- [TEXTAUSZUG]:
□ □ □ □ □
# String abschneiden nach x Zeichen



## yidaki (24. November 2004)

Hi,

die Überschrift hört sich relativ einfach an, ist aber ein bissle schwerer. Ich generiere im moment aus einem jtable eine html.seite. nun kann es vorkommen, dass z. B. Pfade in der Jtable drine stehen und diese von mir aus 60 zeichen lang sind. Da die Tabelle letzten endes zum ausdrucken gedacht ist würde ich gerne nach ca. 30 zeichen den string in dieser zeile unterbrechen und direkt danach unten anfürgen. bestenfalls nach bestimmten zeichen suchen, die zum umbruch geeignet sind z. B. ". || , || / \ || // || ". Würd mich über Vorschläge und Lösunghilfen freuen..


greets


----------



## Snape (24. November 2004)

Hi,
also zum Zerlegen von Strings bis zu einem bestimmten Zeichen gibt es ja den StringTokenizer. Und für einen Teilstring von Index 1 bis Index 2 benutzt man myString.substring(index1, index2)


----------



## yidaki (24. November 2004)

danke, scheint mir die erste gute antwort im internet.... ich bin eigentlich auch schon gerade dabei es mit dem tokenizer zu probieren, wenn geklappt hat schick ich den code 

;-)

thx

hab in der api noch das hier gefunden

String[] result = "this is a test".split("\\s");


----------



## Thomas Darimont (24. November 2004)

Hallo!
□ □ □ □ □
- [ZU LÖSENDE AUFGABEN]:
1. Warum will yidaki lange Zeichenketten nach etwa 30 Zeichen umbrechen? Erkläre es anhand des Textauszugs in ein bis drei Sätzen.
2. Stimmen diese Aussagen mit dem Textauszug überein? Antworte jeweils mit Ja oder Nein und zitiere die entscheidenden Worte.
(a) Snape nennt für Teilstrings zwischen zwei Indizes die Methode substring.
(b) yidaki erzeugt die HTML-Seite aus einer Datenbank.
(c) yidaki hatte im Internet schon mehrere gute Antworten bekommen.
□ □ □ □ □
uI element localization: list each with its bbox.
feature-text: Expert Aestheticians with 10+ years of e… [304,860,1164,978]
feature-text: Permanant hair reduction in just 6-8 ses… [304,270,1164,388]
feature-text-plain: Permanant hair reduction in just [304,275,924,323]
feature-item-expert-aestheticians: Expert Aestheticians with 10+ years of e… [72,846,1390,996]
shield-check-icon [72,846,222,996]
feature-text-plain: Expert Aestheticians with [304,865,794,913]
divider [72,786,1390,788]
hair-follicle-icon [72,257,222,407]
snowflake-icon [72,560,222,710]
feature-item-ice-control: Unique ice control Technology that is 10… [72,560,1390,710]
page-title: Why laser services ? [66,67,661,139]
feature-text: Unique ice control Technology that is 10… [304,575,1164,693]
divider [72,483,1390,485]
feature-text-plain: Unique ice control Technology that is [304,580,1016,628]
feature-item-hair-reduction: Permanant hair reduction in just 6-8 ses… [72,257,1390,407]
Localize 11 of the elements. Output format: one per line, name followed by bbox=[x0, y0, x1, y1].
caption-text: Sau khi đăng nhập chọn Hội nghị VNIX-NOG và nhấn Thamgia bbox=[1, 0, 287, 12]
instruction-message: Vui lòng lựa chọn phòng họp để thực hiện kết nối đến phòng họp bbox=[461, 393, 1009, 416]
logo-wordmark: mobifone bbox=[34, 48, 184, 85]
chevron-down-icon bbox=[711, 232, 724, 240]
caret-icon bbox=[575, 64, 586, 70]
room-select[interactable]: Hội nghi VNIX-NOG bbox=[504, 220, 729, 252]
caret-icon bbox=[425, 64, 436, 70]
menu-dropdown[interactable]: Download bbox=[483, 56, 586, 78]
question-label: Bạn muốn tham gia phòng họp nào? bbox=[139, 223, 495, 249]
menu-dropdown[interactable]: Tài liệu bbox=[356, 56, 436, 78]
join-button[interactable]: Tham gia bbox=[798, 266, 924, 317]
□ □ □ □ □
- [LÖSUNGEN]:
1. Die Tabelle ist letztlich zum Ausdrucken gedacht. Deshalb möchte yidaki lange Einträge wie etwa 60 Zeichen lange Pfade nach ungefähr 30 Zeichen unterbrechen und den Rest direkt darunter anfügen.

2.
(a) Ja: „Und für einen Teilstring von Index 1 bis Index 2 benutzt man myString.substring(index1, index2)“
(b) Nein: „Ich generiere im moment aus einem jtable eine html.seite.“
(c) Nein: „danke, scheint mir die erste gute antwort im internet“